[Chart and figure data]
■ ■ ■ ■ ■ ■ ■

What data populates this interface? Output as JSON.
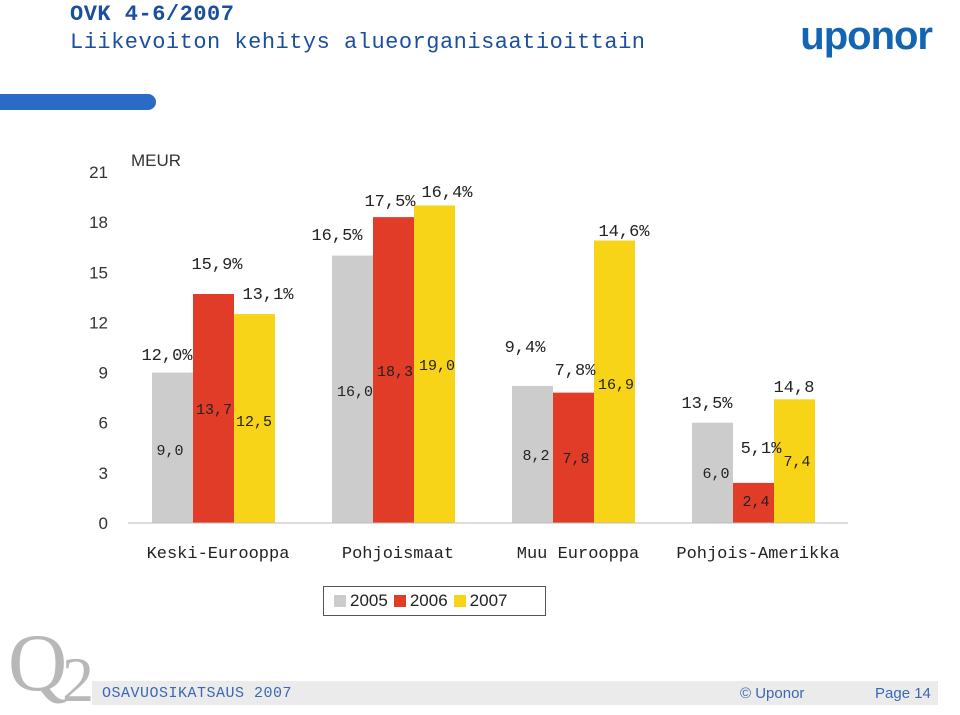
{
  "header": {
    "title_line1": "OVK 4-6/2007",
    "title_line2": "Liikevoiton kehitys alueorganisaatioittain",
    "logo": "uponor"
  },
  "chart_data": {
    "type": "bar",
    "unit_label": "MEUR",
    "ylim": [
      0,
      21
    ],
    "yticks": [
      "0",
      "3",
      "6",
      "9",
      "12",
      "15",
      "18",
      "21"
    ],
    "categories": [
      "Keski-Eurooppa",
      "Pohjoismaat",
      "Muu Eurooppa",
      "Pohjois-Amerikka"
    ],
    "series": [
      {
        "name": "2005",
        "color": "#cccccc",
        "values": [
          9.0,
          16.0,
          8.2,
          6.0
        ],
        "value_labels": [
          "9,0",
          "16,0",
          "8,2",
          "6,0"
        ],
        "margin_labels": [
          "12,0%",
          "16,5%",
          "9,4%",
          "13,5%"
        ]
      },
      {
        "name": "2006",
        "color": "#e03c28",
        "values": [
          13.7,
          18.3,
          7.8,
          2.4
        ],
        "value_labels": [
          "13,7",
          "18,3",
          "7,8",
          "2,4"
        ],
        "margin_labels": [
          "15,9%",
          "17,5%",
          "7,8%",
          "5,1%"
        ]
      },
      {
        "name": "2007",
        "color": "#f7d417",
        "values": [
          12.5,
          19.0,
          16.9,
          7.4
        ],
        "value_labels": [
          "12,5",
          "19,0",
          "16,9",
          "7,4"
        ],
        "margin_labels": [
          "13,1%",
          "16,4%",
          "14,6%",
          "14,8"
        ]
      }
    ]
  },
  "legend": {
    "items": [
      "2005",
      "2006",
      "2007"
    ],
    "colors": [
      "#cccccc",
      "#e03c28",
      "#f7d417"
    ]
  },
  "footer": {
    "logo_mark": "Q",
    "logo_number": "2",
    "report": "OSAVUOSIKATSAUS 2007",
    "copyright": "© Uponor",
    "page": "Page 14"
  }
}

■ ■ ■ ■ ■ ■ ■

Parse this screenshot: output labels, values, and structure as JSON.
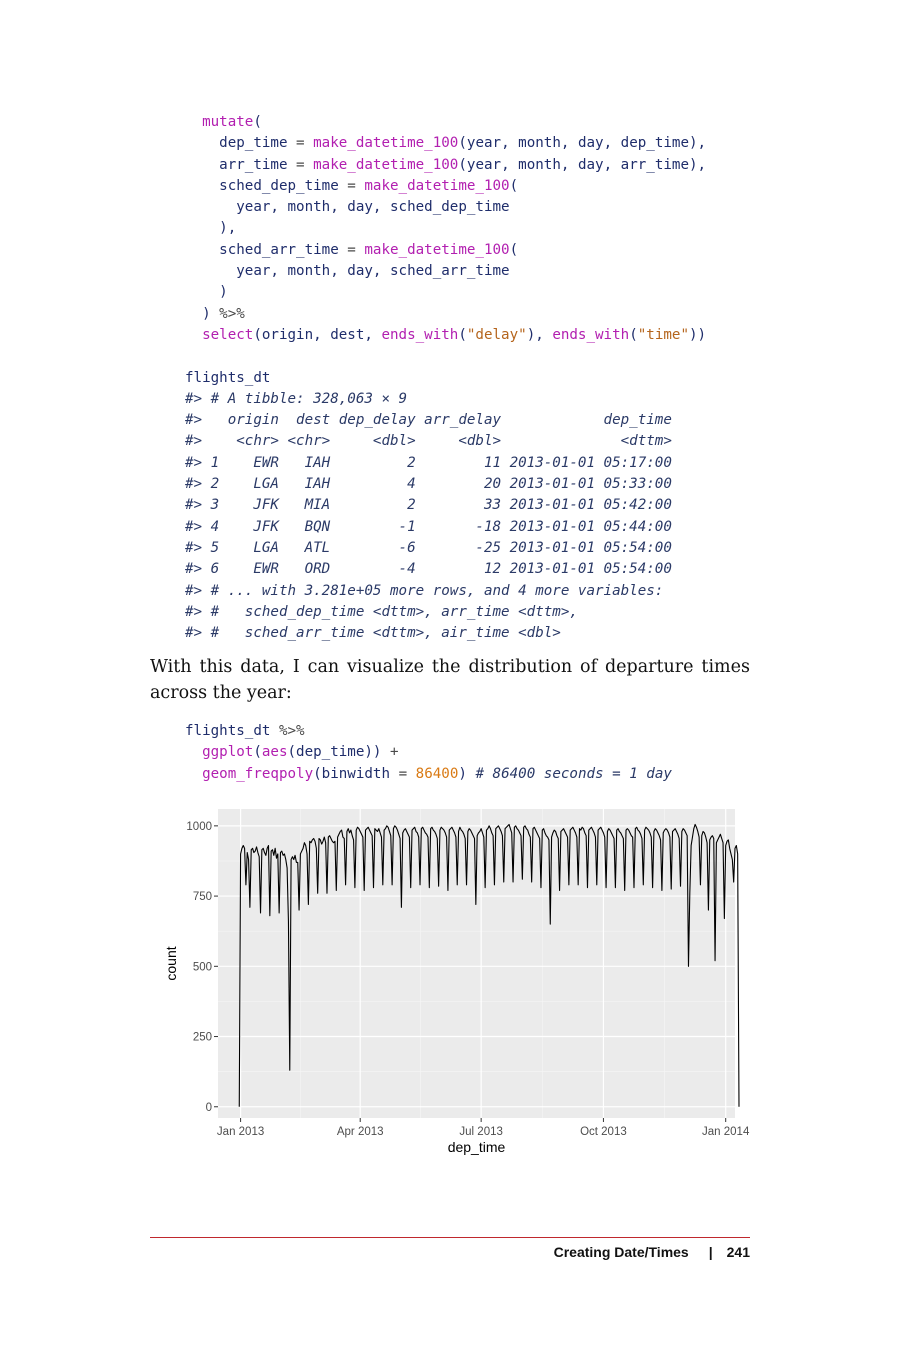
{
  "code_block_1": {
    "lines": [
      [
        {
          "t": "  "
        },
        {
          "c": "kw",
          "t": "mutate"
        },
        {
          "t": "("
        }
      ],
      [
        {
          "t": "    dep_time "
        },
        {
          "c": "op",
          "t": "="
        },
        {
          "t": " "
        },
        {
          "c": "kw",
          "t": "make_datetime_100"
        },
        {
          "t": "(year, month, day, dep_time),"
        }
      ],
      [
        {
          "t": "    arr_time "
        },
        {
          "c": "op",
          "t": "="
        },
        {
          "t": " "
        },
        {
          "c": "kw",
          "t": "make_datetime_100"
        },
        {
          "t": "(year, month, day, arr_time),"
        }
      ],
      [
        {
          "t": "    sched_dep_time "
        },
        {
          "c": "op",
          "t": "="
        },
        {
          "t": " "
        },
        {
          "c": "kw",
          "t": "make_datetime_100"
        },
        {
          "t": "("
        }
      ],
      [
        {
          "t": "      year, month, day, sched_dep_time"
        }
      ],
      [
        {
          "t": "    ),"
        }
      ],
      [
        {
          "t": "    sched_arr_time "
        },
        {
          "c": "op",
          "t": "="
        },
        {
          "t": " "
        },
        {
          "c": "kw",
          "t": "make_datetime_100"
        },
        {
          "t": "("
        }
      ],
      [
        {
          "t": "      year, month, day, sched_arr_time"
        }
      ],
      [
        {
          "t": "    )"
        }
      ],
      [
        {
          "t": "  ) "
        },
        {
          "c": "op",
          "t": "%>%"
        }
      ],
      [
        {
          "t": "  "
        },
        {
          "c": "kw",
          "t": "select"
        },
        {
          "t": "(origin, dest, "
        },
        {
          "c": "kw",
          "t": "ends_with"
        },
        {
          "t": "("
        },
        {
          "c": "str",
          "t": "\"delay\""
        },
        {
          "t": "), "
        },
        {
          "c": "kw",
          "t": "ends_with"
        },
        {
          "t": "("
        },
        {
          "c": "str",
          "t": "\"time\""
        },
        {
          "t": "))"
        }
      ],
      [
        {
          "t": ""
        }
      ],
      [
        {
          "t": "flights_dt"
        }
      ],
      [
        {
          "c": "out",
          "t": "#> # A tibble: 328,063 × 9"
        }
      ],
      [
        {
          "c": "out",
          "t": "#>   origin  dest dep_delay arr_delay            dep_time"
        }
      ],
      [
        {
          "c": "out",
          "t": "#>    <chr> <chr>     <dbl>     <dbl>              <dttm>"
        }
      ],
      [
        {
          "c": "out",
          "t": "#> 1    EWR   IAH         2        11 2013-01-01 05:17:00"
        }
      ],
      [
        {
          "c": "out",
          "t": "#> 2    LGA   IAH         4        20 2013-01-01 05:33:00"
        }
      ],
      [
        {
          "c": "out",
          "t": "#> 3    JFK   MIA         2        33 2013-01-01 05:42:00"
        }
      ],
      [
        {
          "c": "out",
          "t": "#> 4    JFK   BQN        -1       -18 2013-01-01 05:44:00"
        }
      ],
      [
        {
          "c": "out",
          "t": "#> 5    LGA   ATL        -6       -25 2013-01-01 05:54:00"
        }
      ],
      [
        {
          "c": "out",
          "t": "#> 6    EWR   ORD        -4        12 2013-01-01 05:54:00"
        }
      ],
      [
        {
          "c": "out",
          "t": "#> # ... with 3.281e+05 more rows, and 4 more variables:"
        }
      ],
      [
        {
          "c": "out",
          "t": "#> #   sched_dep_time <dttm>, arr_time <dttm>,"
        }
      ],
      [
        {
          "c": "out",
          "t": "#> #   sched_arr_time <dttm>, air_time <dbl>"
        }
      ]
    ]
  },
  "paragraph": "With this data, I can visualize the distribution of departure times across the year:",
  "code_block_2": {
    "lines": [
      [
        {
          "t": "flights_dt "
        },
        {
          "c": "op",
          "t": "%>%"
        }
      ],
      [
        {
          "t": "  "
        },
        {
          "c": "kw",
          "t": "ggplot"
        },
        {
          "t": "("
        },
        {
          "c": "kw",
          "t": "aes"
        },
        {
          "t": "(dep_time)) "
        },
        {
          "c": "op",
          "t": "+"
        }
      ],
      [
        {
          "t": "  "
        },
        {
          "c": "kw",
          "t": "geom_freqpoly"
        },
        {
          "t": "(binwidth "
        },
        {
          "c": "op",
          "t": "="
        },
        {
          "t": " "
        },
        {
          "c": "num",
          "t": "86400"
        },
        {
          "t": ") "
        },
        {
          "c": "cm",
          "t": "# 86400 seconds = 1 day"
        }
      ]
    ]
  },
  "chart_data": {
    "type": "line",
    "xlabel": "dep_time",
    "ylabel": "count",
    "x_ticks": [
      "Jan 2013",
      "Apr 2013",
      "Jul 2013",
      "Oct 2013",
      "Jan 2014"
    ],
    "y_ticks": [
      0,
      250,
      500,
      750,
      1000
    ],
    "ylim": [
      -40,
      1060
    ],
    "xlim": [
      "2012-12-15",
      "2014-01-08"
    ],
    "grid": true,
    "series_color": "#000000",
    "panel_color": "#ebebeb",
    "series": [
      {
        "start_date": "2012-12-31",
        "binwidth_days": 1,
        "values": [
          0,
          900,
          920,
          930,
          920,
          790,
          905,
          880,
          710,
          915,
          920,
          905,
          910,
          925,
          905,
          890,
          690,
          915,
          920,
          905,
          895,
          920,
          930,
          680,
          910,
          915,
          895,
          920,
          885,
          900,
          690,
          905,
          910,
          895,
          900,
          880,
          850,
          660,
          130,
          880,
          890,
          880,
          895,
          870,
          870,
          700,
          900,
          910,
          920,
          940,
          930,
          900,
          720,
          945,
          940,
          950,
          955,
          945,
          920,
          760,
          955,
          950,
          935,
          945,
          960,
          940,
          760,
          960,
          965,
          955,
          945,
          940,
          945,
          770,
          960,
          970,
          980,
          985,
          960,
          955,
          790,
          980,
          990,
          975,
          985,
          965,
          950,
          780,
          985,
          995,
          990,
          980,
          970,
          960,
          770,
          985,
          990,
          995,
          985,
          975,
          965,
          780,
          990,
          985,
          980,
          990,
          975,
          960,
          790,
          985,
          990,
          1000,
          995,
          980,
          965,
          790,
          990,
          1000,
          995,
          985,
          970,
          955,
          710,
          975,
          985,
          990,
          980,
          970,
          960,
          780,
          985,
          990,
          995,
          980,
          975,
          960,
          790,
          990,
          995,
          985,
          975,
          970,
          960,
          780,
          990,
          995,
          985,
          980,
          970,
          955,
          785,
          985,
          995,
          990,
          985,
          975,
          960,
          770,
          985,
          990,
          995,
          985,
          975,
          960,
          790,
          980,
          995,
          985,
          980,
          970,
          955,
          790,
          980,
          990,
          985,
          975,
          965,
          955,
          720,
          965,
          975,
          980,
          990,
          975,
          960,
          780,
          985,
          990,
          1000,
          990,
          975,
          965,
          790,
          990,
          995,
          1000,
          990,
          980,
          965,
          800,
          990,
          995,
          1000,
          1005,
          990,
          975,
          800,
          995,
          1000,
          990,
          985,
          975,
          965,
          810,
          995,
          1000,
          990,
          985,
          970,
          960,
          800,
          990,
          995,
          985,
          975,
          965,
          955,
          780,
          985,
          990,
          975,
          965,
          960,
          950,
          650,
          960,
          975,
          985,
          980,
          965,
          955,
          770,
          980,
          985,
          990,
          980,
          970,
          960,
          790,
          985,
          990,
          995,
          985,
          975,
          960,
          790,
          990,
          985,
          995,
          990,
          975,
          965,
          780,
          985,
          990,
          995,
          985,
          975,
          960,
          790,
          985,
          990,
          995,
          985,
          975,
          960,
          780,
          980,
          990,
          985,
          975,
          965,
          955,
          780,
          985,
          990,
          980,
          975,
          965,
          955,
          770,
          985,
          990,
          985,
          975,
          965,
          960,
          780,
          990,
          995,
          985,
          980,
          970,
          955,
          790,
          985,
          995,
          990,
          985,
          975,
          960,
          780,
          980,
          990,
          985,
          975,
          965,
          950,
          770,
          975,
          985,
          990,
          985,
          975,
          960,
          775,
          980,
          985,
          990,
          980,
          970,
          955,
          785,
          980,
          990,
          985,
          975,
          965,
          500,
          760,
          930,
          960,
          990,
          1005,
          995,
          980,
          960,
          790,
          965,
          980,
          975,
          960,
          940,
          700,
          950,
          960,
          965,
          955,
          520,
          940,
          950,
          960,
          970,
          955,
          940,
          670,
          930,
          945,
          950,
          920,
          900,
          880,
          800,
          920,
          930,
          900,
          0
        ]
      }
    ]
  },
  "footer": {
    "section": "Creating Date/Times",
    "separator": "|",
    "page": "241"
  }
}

■ ■ ■ ■ ■ ■ ■

◆ What the task asks:
Report each line in the data that holds the word "JSON".

◆ Result of the task:
What data populates this interface? Output as JSON.
Parse this screenshot: output labels, values, and structure as JSON.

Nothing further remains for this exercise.